◆ **Description of the task**
Show all lines that include the string "Изменения"; copy each one.
===============
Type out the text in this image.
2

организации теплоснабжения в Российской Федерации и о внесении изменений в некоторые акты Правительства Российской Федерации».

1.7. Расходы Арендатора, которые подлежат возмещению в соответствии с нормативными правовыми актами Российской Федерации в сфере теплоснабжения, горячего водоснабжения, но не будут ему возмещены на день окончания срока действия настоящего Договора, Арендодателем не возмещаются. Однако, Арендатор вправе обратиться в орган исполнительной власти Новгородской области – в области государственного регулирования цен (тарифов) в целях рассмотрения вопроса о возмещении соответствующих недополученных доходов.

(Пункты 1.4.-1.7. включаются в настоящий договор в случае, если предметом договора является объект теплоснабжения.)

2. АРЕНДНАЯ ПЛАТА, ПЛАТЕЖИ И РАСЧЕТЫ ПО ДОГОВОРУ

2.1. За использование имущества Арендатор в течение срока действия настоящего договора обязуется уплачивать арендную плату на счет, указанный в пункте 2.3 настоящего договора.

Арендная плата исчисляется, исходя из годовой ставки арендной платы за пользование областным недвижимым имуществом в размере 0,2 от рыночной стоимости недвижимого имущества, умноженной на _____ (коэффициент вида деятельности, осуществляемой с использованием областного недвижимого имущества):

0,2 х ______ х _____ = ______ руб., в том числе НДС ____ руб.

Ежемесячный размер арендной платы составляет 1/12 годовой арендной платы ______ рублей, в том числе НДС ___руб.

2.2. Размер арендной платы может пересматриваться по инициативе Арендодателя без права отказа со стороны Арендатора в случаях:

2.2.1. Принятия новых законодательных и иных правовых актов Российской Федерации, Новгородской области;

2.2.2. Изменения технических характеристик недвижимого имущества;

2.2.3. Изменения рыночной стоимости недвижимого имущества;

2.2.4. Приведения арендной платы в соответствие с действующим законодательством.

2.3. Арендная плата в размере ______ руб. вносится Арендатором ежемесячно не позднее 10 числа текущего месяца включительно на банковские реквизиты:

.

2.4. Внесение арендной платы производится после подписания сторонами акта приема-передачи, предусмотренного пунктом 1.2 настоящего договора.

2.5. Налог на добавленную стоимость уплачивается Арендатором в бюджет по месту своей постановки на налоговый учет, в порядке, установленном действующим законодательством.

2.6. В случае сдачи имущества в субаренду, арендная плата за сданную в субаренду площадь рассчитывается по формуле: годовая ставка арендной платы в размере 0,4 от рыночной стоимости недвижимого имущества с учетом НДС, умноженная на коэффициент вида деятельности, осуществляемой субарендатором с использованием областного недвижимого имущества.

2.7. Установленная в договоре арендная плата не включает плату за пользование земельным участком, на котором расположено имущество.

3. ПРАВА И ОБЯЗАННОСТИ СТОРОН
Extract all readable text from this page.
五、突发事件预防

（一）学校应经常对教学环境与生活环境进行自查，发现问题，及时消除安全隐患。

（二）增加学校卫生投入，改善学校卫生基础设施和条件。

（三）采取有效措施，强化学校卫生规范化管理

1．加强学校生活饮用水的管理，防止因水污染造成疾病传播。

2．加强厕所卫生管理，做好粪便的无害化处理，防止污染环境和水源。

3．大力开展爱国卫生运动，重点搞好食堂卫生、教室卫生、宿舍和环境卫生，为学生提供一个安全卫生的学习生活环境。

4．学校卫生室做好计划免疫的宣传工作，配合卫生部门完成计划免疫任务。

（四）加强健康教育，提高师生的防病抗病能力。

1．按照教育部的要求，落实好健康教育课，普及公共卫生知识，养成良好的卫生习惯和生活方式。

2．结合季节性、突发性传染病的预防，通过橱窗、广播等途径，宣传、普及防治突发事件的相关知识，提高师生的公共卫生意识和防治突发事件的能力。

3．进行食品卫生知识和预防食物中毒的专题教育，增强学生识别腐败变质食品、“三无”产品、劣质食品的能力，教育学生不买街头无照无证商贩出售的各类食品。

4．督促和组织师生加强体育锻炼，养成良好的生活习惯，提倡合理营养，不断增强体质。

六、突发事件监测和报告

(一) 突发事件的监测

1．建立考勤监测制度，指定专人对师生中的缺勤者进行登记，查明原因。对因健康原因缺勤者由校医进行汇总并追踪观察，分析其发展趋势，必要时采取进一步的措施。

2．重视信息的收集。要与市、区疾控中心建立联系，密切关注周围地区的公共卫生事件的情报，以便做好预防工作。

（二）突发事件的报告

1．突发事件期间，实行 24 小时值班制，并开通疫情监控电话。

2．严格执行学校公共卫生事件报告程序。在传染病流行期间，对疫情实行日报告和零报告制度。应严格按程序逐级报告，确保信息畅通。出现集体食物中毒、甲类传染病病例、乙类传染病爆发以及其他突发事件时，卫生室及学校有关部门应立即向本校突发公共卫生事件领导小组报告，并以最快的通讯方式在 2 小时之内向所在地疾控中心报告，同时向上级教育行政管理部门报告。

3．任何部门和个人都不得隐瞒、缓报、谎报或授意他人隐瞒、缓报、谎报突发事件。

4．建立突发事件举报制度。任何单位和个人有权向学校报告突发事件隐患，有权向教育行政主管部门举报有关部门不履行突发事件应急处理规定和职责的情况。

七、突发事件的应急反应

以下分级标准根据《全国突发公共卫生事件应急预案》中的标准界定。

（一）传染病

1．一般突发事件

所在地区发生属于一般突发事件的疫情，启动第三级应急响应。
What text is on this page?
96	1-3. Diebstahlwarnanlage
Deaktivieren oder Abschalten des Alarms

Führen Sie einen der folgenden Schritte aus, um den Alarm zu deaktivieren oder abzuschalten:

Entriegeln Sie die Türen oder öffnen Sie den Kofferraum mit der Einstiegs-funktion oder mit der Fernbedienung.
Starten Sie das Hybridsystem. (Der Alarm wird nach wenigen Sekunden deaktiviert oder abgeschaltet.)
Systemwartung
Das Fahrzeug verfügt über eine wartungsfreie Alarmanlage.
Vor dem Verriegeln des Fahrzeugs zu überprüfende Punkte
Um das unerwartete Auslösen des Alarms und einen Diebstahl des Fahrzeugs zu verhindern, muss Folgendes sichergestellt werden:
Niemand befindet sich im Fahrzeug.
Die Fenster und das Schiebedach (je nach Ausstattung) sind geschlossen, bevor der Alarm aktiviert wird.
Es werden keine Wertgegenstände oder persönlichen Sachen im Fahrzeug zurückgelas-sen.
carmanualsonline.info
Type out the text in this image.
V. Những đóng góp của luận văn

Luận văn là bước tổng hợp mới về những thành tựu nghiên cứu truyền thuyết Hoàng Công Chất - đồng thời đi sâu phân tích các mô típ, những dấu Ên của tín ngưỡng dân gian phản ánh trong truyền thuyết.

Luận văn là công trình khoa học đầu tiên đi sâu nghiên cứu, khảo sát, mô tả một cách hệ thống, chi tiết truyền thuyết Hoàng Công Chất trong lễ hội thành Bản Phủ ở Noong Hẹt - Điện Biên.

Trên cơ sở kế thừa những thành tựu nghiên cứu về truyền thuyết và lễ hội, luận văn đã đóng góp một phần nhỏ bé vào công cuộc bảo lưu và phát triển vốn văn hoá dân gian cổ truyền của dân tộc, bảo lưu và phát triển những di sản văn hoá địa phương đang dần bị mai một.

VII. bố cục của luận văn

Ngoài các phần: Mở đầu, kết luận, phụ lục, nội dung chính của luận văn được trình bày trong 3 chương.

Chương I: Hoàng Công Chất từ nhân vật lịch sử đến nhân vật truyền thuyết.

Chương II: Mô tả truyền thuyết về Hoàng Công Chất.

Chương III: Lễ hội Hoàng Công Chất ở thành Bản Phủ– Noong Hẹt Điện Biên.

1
===============
◆ **Final answer**
2.2.2. Изменения технических характеристик недвижимого имущества;
2.2.3. Изменения рыночной стоимости недвижимого имущества;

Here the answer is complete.